> _CHALLENGE_
Copy each line that contains the string "tekemistä".

Data items
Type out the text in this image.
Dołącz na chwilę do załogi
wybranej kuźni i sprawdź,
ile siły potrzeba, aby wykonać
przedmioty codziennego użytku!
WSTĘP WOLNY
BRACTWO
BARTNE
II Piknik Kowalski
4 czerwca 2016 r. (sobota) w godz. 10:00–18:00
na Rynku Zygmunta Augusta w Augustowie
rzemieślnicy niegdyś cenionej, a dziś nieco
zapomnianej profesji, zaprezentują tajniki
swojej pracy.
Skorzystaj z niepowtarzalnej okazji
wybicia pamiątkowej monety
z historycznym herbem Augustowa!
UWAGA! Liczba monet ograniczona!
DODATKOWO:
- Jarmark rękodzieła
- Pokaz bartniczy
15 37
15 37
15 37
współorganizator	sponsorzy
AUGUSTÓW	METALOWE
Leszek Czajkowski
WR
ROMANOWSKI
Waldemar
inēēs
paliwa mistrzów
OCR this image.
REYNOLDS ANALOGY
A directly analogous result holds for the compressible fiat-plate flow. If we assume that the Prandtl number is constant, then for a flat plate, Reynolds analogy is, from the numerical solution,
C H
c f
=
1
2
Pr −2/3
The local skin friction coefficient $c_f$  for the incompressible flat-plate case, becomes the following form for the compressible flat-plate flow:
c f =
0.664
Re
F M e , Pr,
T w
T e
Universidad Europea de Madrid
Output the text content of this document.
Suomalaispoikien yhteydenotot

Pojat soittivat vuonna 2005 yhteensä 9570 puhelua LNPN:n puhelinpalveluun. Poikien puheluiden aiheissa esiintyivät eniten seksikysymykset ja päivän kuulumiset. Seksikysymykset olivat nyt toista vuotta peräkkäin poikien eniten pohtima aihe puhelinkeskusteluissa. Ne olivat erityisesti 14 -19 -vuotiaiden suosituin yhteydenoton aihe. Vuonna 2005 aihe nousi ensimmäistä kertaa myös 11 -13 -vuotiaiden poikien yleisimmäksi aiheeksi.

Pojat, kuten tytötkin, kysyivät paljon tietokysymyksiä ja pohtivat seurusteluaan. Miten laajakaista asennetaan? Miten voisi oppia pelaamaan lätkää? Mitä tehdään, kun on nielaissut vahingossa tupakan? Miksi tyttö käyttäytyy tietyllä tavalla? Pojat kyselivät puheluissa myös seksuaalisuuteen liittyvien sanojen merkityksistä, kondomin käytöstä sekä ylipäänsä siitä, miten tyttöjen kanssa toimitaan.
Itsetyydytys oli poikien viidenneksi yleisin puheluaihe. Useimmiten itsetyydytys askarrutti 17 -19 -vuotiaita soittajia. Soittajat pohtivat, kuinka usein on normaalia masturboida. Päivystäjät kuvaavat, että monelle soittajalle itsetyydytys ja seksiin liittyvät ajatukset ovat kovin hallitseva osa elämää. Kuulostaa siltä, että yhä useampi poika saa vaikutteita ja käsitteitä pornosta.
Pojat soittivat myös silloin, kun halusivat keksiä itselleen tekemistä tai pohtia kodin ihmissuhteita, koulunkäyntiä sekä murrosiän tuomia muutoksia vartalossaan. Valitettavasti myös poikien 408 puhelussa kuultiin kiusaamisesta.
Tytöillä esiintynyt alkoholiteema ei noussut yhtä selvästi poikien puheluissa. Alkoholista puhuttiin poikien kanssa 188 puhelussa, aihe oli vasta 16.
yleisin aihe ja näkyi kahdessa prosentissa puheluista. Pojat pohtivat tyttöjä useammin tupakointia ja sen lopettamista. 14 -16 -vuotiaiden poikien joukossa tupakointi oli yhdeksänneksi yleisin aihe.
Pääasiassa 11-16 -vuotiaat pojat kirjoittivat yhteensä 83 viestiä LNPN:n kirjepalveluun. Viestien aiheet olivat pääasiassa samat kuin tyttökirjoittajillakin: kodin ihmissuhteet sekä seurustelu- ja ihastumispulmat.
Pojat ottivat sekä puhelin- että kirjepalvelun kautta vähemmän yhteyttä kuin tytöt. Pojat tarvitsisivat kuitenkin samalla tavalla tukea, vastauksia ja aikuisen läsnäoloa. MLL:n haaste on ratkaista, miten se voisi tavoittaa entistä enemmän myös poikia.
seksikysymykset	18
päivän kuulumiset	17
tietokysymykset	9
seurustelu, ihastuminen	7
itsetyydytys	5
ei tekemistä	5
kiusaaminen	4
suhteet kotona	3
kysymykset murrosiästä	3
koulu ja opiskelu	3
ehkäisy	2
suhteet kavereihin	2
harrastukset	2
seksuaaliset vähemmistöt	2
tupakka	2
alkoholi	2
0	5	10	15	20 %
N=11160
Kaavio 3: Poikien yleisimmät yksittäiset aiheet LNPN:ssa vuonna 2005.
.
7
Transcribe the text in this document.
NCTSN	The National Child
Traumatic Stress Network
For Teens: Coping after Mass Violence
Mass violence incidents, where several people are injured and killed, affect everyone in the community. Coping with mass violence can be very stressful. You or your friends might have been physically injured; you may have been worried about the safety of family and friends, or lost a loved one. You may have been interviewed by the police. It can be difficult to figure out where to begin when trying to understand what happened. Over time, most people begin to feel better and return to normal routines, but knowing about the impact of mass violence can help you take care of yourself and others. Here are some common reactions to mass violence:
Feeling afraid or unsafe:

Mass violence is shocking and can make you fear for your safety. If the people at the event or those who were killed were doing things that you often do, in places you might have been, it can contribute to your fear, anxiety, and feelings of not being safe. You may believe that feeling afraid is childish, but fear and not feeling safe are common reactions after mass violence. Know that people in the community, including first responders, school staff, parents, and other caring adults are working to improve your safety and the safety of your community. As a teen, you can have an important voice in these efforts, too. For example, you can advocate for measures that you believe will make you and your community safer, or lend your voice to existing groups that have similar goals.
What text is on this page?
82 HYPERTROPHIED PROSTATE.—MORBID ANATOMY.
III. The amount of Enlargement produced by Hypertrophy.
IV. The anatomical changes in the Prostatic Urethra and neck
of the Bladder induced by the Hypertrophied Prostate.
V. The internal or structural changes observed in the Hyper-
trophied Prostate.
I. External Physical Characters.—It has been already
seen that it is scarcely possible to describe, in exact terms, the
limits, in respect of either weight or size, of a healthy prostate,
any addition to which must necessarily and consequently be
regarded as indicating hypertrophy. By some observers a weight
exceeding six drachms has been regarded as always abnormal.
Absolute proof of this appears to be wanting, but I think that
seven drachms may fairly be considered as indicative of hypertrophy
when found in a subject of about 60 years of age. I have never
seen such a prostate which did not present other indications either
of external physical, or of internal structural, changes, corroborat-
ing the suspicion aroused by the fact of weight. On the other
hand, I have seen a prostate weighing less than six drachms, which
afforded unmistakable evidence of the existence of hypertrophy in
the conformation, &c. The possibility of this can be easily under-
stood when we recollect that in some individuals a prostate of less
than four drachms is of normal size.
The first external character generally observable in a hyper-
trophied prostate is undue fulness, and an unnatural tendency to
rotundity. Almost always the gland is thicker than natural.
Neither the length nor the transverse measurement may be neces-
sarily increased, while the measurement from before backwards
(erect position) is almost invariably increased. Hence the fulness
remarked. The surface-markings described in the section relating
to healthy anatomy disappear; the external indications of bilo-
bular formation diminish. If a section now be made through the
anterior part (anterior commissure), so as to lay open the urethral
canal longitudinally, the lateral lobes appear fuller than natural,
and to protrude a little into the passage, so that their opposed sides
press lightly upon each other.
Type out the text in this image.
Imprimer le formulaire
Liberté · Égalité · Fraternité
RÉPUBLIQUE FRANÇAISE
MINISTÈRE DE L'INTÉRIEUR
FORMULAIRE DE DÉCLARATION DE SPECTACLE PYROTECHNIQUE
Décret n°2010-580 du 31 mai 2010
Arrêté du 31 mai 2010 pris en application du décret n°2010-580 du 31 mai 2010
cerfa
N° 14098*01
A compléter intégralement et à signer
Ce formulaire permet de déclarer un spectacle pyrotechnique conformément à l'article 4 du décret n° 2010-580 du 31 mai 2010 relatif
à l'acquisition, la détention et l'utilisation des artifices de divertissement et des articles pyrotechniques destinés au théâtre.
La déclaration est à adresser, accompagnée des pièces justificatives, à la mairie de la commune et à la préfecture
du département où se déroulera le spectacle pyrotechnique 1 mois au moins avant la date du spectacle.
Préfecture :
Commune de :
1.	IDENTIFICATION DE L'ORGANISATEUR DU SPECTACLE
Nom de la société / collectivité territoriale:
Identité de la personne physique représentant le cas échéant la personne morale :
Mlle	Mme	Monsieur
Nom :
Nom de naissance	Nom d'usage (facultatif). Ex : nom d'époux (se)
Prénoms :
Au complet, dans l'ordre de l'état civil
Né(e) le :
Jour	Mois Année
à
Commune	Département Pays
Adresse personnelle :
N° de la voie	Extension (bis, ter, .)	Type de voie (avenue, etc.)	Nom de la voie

> _THE SOLUTION_
Pojat soittivat myös silloin, kun halusivat keksiä itselleen tekemistä tai pohtia kodin ihmissuhteita, koulunkäyntiä sekä murrosiän tuomia muutoksia vartalossaan. Valitettavasti myös poikien 408 puhelussa kuultiin kiusaamisesta.
ei tekemistä	5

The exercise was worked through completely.